*WHAT IS REQUIRED*. From the data that follows, copy every line holding the string "posts".

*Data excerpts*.

──────────

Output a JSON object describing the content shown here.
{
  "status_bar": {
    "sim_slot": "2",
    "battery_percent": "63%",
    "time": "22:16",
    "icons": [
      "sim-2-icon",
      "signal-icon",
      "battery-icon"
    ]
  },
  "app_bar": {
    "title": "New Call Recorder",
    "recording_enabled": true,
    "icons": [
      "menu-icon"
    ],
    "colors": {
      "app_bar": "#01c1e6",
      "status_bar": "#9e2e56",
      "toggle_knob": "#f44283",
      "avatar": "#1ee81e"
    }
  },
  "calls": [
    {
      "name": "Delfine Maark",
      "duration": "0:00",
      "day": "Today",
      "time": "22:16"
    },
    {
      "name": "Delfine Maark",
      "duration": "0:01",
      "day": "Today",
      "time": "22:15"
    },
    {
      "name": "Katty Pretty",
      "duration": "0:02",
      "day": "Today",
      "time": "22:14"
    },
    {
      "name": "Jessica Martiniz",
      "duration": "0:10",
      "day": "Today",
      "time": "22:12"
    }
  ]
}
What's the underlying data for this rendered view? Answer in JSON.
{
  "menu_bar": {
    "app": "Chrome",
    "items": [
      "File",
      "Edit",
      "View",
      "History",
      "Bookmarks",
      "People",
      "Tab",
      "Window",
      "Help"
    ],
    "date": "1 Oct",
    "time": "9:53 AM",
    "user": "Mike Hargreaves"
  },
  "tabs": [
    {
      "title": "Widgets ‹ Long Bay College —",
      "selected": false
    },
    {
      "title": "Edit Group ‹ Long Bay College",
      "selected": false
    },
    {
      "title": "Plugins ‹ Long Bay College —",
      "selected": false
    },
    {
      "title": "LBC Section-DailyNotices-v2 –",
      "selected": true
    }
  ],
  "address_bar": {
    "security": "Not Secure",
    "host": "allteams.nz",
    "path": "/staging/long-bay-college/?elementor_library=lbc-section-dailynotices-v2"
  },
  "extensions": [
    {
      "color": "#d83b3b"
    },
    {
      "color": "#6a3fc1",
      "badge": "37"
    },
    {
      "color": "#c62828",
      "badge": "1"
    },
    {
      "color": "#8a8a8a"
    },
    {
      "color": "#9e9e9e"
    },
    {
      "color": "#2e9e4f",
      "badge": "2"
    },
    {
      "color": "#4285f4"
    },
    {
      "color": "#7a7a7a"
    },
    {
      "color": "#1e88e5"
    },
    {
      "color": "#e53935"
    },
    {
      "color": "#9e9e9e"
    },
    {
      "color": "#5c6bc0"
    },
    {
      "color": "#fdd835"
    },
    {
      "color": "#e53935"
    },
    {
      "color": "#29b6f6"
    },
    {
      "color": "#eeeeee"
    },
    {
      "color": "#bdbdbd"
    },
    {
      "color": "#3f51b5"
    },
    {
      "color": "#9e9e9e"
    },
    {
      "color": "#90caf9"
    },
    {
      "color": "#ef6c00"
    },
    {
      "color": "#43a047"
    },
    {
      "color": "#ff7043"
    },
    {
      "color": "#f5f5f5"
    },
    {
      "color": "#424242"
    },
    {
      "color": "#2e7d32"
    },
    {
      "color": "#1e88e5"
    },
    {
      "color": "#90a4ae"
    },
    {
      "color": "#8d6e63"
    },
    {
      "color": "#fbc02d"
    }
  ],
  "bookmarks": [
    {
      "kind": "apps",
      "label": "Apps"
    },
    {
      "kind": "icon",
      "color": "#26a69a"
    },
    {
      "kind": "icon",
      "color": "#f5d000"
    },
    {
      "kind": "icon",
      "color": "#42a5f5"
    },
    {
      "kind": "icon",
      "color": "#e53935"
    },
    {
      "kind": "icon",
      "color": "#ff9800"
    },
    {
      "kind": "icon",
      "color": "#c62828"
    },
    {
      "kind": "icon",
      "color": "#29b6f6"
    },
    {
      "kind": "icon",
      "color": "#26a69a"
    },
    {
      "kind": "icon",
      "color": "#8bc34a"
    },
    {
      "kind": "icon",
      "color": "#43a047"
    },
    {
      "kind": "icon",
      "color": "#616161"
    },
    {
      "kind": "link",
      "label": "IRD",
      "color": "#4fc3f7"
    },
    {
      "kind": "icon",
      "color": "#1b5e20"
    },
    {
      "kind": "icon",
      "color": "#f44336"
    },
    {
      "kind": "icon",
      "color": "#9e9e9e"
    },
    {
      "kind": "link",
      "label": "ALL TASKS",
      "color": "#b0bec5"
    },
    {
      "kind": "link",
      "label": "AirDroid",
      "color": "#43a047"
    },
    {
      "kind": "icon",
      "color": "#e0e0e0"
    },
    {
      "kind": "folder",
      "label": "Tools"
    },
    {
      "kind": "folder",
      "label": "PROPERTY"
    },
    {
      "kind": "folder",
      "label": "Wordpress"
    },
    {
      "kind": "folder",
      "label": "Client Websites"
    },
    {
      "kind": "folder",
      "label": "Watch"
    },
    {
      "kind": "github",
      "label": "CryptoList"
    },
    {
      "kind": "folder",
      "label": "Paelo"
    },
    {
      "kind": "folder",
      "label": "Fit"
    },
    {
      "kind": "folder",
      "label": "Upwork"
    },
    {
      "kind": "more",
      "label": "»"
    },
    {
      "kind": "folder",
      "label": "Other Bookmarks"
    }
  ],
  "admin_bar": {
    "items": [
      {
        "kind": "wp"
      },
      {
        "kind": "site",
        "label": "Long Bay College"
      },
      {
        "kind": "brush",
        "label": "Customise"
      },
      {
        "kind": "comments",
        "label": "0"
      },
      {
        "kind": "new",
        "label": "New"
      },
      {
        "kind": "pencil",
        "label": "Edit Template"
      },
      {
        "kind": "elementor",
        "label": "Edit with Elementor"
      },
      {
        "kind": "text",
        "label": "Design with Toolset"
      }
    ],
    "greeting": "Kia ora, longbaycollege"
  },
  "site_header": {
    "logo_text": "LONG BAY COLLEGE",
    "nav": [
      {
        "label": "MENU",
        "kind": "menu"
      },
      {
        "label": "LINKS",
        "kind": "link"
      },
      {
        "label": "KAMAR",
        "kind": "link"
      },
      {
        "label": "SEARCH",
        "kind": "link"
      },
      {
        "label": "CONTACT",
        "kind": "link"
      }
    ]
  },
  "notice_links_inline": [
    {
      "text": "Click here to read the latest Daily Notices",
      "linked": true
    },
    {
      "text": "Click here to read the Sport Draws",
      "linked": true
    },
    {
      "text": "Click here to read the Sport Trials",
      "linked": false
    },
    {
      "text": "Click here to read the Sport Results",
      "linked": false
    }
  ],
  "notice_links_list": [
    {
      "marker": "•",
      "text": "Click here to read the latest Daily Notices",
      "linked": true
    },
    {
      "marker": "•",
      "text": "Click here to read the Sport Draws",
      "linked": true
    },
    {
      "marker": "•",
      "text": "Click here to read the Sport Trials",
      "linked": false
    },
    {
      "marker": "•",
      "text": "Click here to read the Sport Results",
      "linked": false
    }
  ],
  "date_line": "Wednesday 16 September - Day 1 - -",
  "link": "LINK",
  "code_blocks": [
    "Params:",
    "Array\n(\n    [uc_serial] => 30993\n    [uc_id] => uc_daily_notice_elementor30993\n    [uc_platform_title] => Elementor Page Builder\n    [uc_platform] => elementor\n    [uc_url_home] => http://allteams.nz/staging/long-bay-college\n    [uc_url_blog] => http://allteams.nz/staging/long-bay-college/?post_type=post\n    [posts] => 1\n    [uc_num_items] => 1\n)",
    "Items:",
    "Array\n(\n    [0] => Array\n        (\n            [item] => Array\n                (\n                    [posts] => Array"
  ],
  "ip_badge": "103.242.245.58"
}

──────────

*COMPLETE OUTPUT*.
    "Array\n(\n    [uc_serial] => 30993\n    [uc_id] => uc_daily_notice_elementor30993\n    [uc_platform_title] => Elementor Page Builder\n    [uc_platform] => elementor\n    [uc_url_home] => http://allteams.nz/staging/long-bay-college\n    [uc_url_blog] => http://allteams.nz/staging/long-bay-college/?post_type=post\n    [posts] => 1\n    [uc_num_items] => 1\n)",
    "Array\n(\n    [0] => Array\n        (\n            [item] => Array\n                (\n                    [posts] => Array"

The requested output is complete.